• **Entries**:
=======
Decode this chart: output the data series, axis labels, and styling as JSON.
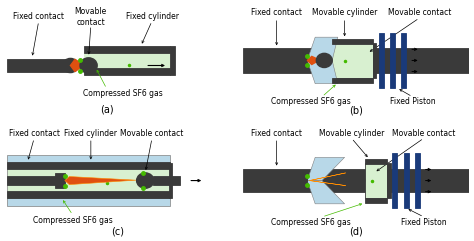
{
  "background": "#ffffff",
  "dark_gray": "#3a3a3a",
  "light_green": "#d8f0d0",
  "light_blue": "#b8d8e8",
  "blue_dark": "#1a3a7a",
  "orange": "#e05010",
  "green_dot": "#44bb00",
  "subplot_labels": [
    "(a)",
    "(b)",
    "(c)",
    "(d)"
  ],
  "fontsize_label": 5.5,
  "fontsize_sub": 7
}
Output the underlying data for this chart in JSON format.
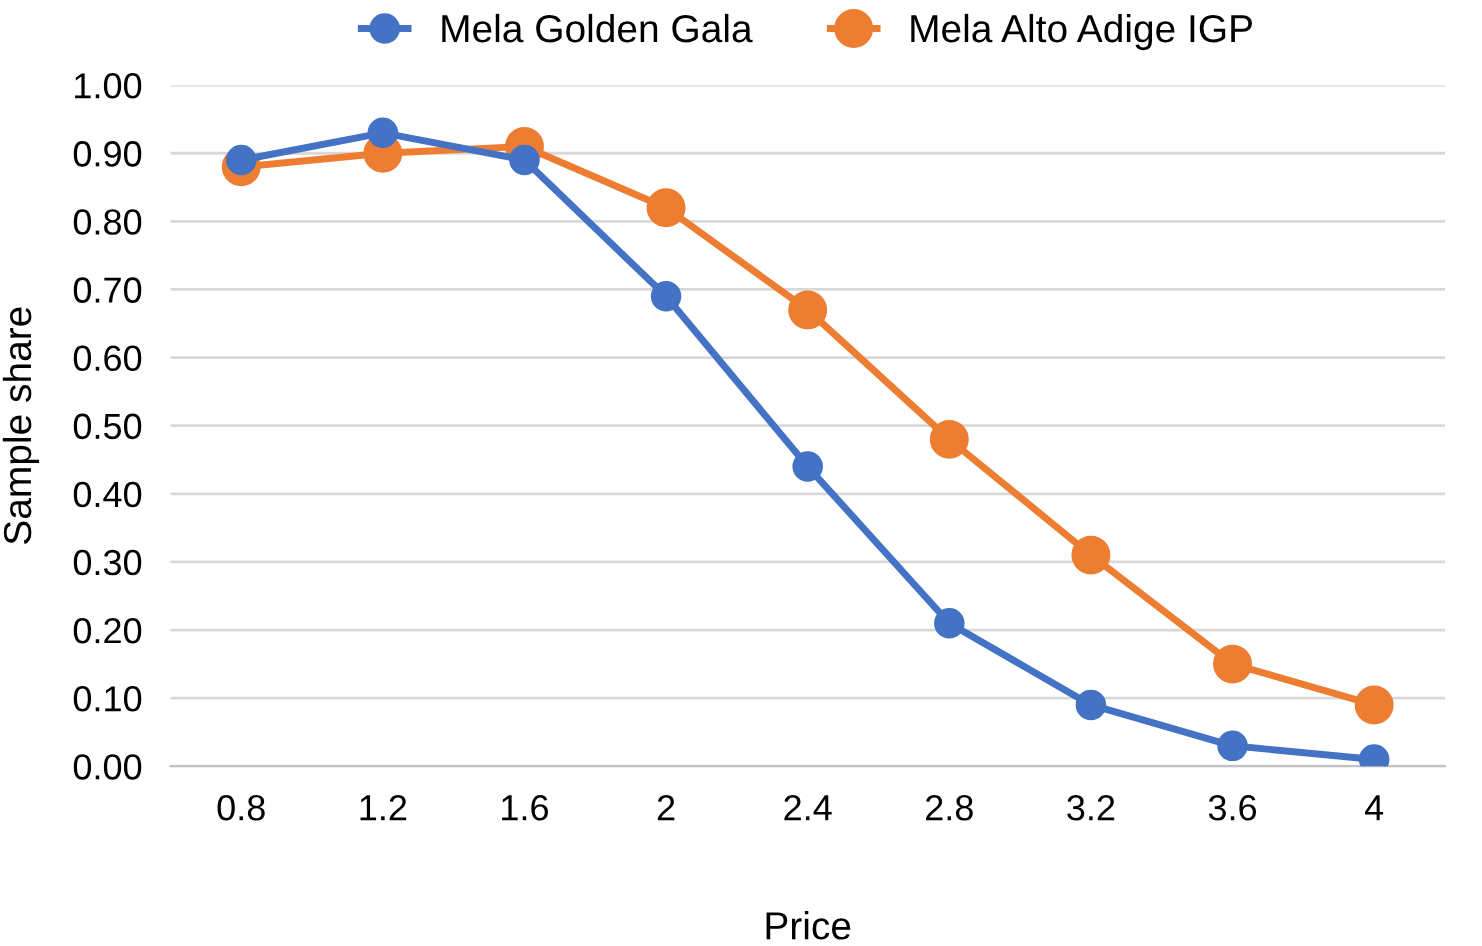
{
  "chart_data": {
    "type": "line",
    "xlabel": "Price",
    "ylabel": "Sample share",
    "categories": [
      "0.8",
      "1.2",
      "1.6",
      "2",
      "2.4",
      "2.8",
      "3.2",
      "3.6",
      "4"
    ],
    "series": [
      {
        "name": "Mela Golden Gala",
        "color": "#4472c4",
        "values": [
          0.89,
          0.93,
          0.89,
          0.69,
          0.44,
          0.21,
          0.09,
          0.03,
          0.01
        ]
      },
      {
        "name": "Mela Alto Adige IGP",
        "color": "#ed7d31",
        "values": [
          0.88,
          0.9,
          0.91,
          0.82,
          0.67,
          0.48,
          0.31,
          0.15,
          0.09
        ]
      }
    ],
    "ylim": [
      0,
      1
    ],
    "yticks": [
      {
        "value": 0,
        "label": "0.00"
      },
      {
        "value": 0.1,
        "label": "0.10"
      },
      {
        "value": 0.2,
        "label": "0.20"
      },
      {
        "value": 0.3,
        "label": "0.30"
      },
      {
        "value": 0.4,
        "label": "0.40"
      },
      {
        "value": 0.5,
        "label": "0.50"
      },
      {
        "value": 0.6,
        "label": "0.60"
      },
      {
        "value": 0.7,
        "label": "0.70"
      },
      {
        "value": 0.8,
        "label": "0.80"
      },
      {
        "value": 0.9,
        "label": "0.90"
      },
      {
        "value": 1,
        "label": "1.00"
      }
    ],
    "grid": "y",
    "legend": "top",
    "marker": "circle",
    "line_style": "solid"
  }
}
=======
• **Instruction**:
Copy every line above that includes the string "Mela".

• **Full output**:
        "name": "Mela Golden Gala",
        "name": "Mela Alto Adige IGP",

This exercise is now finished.